# What is being asked:
All of the data needs to be repeated exactly.

Lines of data:
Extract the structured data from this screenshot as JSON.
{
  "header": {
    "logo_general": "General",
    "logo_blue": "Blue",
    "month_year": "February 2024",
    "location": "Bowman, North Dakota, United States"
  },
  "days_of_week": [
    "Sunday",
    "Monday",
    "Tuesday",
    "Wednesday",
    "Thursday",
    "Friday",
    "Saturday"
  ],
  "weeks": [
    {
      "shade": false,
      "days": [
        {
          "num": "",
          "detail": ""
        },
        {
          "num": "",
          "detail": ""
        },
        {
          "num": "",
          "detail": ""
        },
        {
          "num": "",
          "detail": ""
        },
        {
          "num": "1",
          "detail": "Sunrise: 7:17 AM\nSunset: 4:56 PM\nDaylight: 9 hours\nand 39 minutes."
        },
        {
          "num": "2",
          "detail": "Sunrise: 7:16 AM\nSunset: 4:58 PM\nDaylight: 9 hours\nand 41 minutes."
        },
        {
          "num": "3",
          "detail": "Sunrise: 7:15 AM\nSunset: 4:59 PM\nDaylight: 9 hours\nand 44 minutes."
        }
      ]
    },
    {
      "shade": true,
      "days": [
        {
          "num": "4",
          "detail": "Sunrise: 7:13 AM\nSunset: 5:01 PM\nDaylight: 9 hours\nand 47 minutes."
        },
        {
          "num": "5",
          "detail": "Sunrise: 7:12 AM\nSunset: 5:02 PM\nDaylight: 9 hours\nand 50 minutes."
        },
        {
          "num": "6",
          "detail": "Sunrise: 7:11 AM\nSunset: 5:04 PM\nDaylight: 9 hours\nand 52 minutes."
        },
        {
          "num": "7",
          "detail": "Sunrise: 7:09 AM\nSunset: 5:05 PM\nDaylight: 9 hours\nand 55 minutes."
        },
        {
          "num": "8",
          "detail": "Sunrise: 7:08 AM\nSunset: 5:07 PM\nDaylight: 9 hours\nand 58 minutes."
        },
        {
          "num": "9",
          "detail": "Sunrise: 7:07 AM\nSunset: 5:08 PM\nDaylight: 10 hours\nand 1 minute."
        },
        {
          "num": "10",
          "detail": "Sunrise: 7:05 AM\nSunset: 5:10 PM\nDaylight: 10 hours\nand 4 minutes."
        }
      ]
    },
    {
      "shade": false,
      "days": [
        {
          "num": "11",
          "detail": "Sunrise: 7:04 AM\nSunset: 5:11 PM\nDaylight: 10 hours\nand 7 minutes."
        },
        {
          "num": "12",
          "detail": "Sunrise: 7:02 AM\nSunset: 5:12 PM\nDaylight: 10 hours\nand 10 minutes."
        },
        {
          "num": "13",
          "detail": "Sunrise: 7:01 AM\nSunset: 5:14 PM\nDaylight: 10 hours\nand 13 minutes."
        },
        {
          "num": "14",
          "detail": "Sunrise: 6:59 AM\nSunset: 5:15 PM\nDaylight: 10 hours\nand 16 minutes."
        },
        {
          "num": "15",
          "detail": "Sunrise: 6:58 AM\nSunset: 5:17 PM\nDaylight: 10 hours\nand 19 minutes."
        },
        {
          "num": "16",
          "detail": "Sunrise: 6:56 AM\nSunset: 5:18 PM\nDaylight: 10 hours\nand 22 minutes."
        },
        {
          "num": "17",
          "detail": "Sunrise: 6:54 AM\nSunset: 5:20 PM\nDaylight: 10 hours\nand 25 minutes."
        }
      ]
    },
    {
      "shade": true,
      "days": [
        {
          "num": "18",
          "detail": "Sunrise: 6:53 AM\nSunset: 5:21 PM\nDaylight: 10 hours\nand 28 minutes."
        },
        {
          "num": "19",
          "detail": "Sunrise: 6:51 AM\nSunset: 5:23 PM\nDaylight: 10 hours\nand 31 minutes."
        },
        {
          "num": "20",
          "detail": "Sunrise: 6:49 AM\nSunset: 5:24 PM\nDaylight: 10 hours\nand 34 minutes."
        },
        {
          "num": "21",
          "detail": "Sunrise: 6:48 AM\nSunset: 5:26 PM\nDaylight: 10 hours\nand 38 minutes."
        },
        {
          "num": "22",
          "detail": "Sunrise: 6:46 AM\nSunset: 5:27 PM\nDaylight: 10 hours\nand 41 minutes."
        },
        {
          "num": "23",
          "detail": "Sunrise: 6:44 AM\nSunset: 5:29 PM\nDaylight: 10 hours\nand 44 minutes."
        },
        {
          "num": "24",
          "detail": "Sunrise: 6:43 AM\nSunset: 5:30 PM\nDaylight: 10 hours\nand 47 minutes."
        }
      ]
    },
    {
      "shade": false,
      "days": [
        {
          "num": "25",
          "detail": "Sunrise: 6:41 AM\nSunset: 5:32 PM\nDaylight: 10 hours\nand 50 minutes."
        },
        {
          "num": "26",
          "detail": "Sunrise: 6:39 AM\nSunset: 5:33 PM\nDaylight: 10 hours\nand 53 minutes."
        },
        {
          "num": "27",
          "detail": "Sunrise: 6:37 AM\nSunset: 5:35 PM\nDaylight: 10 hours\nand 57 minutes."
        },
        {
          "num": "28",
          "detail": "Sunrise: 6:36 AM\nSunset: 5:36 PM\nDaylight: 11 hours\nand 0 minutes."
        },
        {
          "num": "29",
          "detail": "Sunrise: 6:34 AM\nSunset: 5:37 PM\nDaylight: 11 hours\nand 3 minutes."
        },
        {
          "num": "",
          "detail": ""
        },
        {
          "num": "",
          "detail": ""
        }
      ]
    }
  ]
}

# Expected output:
Extract the structured data from this screenshot as JSON.
{
  "header": {
    "logo_general": "General",
    "logo_blue": "Blue",
    "month_year": "February 2024",
    "location": "Bowman, North Dakota, United States"
  },
  "days_of_week": [
    "Sunday",
    "Monday",
    "Tuesday",
    "Wednesday",
    "Thursday",
    "Friday",
    "Saturday"
  ],
  "weeks": [
    {
      "shade": false,
      "days": [
        {
          "num": "",
          "detail": ""
        },
        {
          "num": "",
          "detail": ""
        },
        {
          "num": "",
          "detail": ""
        },
        {
          "num": "",
          "detail": ""
        },
        {
          "num": "1",
          "detail": "Sunrise: 7:17 AM\nSunset: 4:56 PM\nDaylight: 9 hours\nand 39 minutes."
        },
        {
          "num": "2",
          "detail": "Sunrise: 7:16 AM\nSunset: 4:58 PM\nDaylight: 9 hours\nand 41 minutes."
        },
        {
          "num": "3",
          "detail": "Sunrise: 7:15 AM\nSunset: 4:59 PM\nDaylight: 9 hours\nand 44 minutes."
        }
      ]
    },
    {
      "shade": true,
      "days": [
        {
          "num": "4",
          "detail": "Sunrise: 7:13 AM\nSunset: 5:01 PM\nDaylight: 9 hours\nand 47 minutes."
        },
        {
          "num": "5",
          "detail": "Sunrise: 7:12 AM\nSunset: 5:02 PM\nDaylight: 9 hours\nand 50 minutes."
        },
        {
          "num": "6",
          "detail": "Sunrise: 7:11 AM\nSunset: 5:04 PM\nDaylight: 9 hours\nand 52 minutes."
        },
        {
          "num": "7",
          "detail": "Sunrise: 7:09 AM\nSunset: 5:05 PM\nDaylight: 9 hours\nand 55 minutes."
        },
        {
          "num": "8",
          "detail": "Sunrise: 7:08 AM\nSunset: 5:07 PM\nDaylight: 9 hours\nand 58 minutes."
        },
        {
          "num": "9",
          "detail": "Sunrise: 7:07 AM\nSunset: 5:08 PM\nDaylight: 10 hours\nand 1 minute."
        },
        {
          "num": "10",
          "detail": "Sunrise: 7:05 AM\nSunset: 5:10 PM\nDaylight: 10 hours\nand 4 minutes."
        }
      ]
    },
    {
      "shade": false,
      "days": [
        {
          "num": "11",
          "detail": "Sunrise: 7:04 AM\nSunset: 5:11 PM\nDaylight: 10 hours\nand 7 minutes."
        },
        {
          "num": "12",
          "detail": "Sunrise: 7:02 AM\nSunset: 5:12 PM\nDaylight: 10 hours\nand 10 minutes."
        },
        {
          "num": "13",
          "detail": "Sunrise: 7:01 AM\nSunset: 5:14 PM\nDaylight: 10 hours\nand 13 minutes."
        },
        {
          "num": "14",
          "detail": "Sunrise: 6:59 AM\nSunset: 5:15 PM\nDaylight: 10 hours\nand 16 minutes."
        },
        {
          "num": "15",
          "detail": "Sunrise: 6:58 AM\nSunset: 5:17 PM\nDaylight: 10 hours\nand 19 minutes."
        },
        {
          "num": "16",
          "detail": "Sunrise: 6:56 AM\nSunset: 5:18 PM\nDaylight: 10 hours\nand 22 minutes."
        },
        {
          "num": "17",
          "detail": "Sunrise: 6:54 AM\nSunset: 5:20 PM\nDaylight: 10 hours\nand 25 minutes."
        }
      ]
    },
    {
      "shade": true,
      "days": [
        {
          "num": "18",
          "detail": "Sunrise: 6:53 AM\nSunset: 5:21 PM\nDaylight: 10 hours\nand 28 minutes."
        },
        {
          "num": "19",
          "detail": "Sunrise: 6:51 AM\nSunset: 5:23 PM\nDaylight: 10 hours\nand 31 minutes."
        },
        {
          "num": "20",
          "detail": "Sunrise: 6:49 AM\nSunset: 5:24 PM\nDaylight: 10 hours\nand 34 minutes."
        },
        {
          "num": "21",
          "detail": "Sunrise: 6:48 AM\nSunset: 5:26 PM\nDaylight: 10 hours\nand 38 minutes."
        },
        {
          "num": "22",
          "detail": "Sunrise: 6:46 AM\nSunset: 5:27 PM\nDaylight: 10 hours\nand 41 minutes."
        },
        {
          "num": "23",
          "detail": "Sunrise: 6:44 AM\nSunset: 5:29 PM\nDaylight: 10 hours\nand 44 minutes."
        },
        {
          "num": "24",
          "detail": "Sunrise: 6:43 AM\nSunset: 5:30 PM\nDaylight: 10 hours\nand 47 minutes."
        }
      ]
    },
    {
      "shade": false,
      "days": [
        {
          "num": "25",
          "detail": "Sunrise: 6:41 AM\nSunset: 5:32 PM\nDaylight: 10 hours\nand 50 minutes."
        },
        {
          "num": "26",
          "detail": "Sunrise: 6:39 AM\nSunset: 5:33 PM\nDaylight: 10 hours\nand 53 minutes."
        },
        {
          "num": "27",
          "detail": "Sunrise: 6:37 AM\nSunset: 5:35 PM\nDaylight: 10 hours\nand 57 minutes."
        },
        {
          "num": "28",
          "detail": "Sunrise: 6:36 AM\nSunset: 5:36 PM\nDaylight: 11 hours\nand 0 minutes."
        },
        {
          "num": "29",
          "detail": "Sunrise: 6:34 AM\nSunset: 5:37 PM\nDaylight: 11 hours\nand 3 minutes."
        },
        {
          "num": "",
          "detail": ""
        },
        {
          "num": "",
          "detail": ""
        }
      ]
    }
  ]
}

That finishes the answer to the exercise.